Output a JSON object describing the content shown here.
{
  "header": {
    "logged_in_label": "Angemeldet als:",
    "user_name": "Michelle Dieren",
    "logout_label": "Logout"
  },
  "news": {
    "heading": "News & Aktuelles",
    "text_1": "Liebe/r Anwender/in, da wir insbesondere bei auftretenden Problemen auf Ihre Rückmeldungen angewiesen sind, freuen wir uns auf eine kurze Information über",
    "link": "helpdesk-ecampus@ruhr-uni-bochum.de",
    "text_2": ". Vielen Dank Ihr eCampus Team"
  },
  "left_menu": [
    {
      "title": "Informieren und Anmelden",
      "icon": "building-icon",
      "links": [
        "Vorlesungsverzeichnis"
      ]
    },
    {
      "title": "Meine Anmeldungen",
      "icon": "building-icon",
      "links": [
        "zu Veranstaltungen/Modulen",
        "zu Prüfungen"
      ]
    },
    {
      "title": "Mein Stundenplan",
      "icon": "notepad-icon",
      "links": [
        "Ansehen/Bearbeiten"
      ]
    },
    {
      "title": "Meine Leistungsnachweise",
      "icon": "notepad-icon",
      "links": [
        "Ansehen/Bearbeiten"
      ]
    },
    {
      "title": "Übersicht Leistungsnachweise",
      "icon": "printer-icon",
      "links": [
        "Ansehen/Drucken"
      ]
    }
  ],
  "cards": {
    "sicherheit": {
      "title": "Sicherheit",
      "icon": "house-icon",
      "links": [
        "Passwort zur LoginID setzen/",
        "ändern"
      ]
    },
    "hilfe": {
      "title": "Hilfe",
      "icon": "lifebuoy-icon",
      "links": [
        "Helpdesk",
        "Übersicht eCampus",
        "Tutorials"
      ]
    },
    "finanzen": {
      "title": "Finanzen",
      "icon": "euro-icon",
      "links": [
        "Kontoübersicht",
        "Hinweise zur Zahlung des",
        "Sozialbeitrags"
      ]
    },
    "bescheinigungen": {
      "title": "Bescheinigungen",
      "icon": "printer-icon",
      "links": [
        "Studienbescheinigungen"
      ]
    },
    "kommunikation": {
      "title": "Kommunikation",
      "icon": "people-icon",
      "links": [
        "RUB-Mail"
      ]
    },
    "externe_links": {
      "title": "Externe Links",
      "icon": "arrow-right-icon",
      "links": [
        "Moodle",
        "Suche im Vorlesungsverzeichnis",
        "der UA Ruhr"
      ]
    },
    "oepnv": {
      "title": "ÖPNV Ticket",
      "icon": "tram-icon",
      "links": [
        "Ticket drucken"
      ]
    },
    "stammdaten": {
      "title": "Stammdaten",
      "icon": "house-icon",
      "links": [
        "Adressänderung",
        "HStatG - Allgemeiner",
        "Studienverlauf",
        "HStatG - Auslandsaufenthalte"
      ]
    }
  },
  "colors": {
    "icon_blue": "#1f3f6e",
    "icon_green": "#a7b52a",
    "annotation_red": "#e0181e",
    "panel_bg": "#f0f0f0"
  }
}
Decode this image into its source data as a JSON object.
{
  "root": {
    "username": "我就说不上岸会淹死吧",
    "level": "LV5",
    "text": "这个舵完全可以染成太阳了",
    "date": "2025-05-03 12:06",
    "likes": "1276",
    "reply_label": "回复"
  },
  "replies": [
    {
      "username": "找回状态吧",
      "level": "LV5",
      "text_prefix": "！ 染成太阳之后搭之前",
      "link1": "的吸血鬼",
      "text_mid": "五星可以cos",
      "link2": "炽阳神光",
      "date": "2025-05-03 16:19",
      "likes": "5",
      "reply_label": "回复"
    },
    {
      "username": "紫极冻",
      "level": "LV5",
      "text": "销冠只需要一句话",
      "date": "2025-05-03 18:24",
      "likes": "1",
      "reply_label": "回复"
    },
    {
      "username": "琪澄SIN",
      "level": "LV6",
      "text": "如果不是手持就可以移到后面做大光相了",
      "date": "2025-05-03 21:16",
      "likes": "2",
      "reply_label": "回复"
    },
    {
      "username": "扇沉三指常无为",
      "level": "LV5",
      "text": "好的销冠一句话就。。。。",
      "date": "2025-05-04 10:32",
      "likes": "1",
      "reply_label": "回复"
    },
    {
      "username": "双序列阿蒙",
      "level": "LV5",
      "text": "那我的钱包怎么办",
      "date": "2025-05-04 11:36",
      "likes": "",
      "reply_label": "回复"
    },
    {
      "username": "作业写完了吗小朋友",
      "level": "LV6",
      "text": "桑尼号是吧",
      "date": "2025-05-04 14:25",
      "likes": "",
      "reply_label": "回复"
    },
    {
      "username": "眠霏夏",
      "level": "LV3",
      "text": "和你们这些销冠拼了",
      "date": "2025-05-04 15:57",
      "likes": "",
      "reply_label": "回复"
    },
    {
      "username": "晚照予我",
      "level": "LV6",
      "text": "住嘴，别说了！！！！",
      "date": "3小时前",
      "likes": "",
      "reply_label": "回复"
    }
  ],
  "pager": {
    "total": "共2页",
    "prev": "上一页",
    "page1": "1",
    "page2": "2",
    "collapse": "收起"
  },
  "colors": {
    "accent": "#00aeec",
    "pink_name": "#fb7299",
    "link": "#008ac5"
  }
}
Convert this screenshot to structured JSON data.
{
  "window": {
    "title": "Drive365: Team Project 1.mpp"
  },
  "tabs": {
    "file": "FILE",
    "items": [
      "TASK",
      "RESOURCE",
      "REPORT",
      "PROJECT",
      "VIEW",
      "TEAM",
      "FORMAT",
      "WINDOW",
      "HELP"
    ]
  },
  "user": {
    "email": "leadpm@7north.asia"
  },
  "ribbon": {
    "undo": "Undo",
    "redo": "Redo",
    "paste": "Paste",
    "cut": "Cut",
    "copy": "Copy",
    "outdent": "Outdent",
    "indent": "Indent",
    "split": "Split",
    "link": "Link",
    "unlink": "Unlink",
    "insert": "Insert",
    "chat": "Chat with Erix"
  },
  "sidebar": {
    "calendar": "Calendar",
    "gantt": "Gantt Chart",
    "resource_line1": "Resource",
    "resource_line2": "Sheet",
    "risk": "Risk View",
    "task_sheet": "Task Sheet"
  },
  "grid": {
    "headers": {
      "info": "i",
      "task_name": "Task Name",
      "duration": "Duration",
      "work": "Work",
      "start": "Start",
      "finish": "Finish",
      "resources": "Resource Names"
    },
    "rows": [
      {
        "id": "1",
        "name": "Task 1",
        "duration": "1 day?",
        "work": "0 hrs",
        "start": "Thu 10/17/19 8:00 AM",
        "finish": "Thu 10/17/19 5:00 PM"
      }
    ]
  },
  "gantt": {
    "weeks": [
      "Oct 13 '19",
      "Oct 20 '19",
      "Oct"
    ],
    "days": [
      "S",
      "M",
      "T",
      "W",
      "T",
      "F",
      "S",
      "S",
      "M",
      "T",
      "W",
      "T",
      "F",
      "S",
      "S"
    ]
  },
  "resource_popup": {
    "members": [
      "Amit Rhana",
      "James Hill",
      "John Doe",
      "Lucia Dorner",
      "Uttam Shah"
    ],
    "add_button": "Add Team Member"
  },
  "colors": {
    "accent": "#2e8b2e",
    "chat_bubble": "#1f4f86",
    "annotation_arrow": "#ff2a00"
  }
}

================

- **Work instructions**
Tell how many lines of the material above hold "data", answering with a bare number.

- **Result of the exercise**
2